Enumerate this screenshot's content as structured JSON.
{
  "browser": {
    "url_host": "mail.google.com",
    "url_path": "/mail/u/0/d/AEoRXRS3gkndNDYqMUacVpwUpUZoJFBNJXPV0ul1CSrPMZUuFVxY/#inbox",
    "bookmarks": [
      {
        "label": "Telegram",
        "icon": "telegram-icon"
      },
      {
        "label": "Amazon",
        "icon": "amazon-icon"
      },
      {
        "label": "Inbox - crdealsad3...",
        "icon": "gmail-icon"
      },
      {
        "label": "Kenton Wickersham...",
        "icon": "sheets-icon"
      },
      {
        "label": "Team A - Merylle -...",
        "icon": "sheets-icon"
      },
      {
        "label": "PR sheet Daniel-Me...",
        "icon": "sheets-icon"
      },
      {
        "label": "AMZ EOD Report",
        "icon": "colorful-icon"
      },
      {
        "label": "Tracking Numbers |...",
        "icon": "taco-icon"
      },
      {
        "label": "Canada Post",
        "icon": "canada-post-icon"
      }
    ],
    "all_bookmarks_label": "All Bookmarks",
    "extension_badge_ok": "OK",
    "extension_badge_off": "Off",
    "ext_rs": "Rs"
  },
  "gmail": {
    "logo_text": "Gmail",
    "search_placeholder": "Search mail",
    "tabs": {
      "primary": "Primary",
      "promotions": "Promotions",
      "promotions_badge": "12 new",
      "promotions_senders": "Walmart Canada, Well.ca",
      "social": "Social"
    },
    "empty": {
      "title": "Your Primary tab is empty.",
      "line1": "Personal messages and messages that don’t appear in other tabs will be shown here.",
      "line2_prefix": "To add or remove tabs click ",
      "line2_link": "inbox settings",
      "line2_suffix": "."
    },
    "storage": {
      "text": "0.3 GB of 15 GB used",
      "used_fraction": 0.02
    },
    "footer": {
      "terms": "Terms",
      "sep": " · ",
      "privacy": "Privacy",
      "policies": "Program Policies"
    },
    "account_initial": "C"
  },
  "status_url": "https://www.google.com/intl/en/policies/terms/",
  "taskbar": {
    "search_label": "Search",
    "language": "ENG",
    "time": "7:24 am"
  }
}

------------------------------------------------------------------------

Problem statement:
Output all of the data again. Match it exactly.

Full answer:
Enumerate this screenshot's content as structured JSON.
{
  "browser": {
    "url_host": "mail.google.com",
    "url_path": "/mail/u/0/d/AEoRXRS3gkndNDYqMUacVpwUpUZoJFBNJXPV0ul1CSrPMZUuFVxY/#inbox",
    "bookmarks": [
      {
        "label": "Telegram",
        "icon": "telegram-icon"
      },
      {
        "label": "Amazon",
        "icon": "amazon-icon"
      },
      {
        "label": "Inbox - crdealsad3...",
        "icon": "gmail-icon"
      },
      {
        "label": "Kenton Wickersham...",
        "icon": "sheets-icon"
      },
      {
        "label": "Team A - Merylle -...",
        "icon": "sheets-icon"
      },
      {
        "label": "PR sheet Daniel-Me...",
        "icon": "sheets-icon"
      },
      {
        "label": "AMZ EOD Report",
        "icon": "colorful-icon"
      },
      {
        "label": "Tracking Numbers |...",
        "icon": "taco-icon"
      },
      {
        "label": "Canada Post",
        "icon": "canada-post-icon"
      }
    ],
    "all_bookmarks_label": "All Bookmarks",
    "extension_badge_ok": "OK",
    "extension_badge_off": "Off",
    "ext_rs": "Rs"
  },
  "gmail": {
    "logo_text": "Gmail",
    "search_placeholder": "Search mail",
    "tabs": {
      "primary": "Primary",
      "promotions": "Promotions",
      "promotions_badge": "12 new",
      "promotions_senders": "Walmart Canada, Well.ca",
      "social": "Social"
    },
    "empty": {
      "title": "Your Primary tab is empty.",
      "line1": "Personal messages and messages that don’t appear in other tabs will be shown here.",
      "line2_prefix": "To add or remove tabs click ",
      "line2_link": "inbox settings",
      "line2_suffix": "."
    },
    "storage": {
      "text": "0.3 GB of 15 GB used",
      "used_fraction": 0.02
    },
    "footer": {
      "terms": "Terms",
      "sep": " · ",
      "privacy": "Privacy",
      "policies": "Program Policies"
    },
    "account_initial": "C"
  },
  "status_url": "https://www.google.com/intl/en/policies/terms/",
  "taskbar": {
    "search_label": "Search",
    "language": "ENG",
    "time": "7:24 am"
  }
}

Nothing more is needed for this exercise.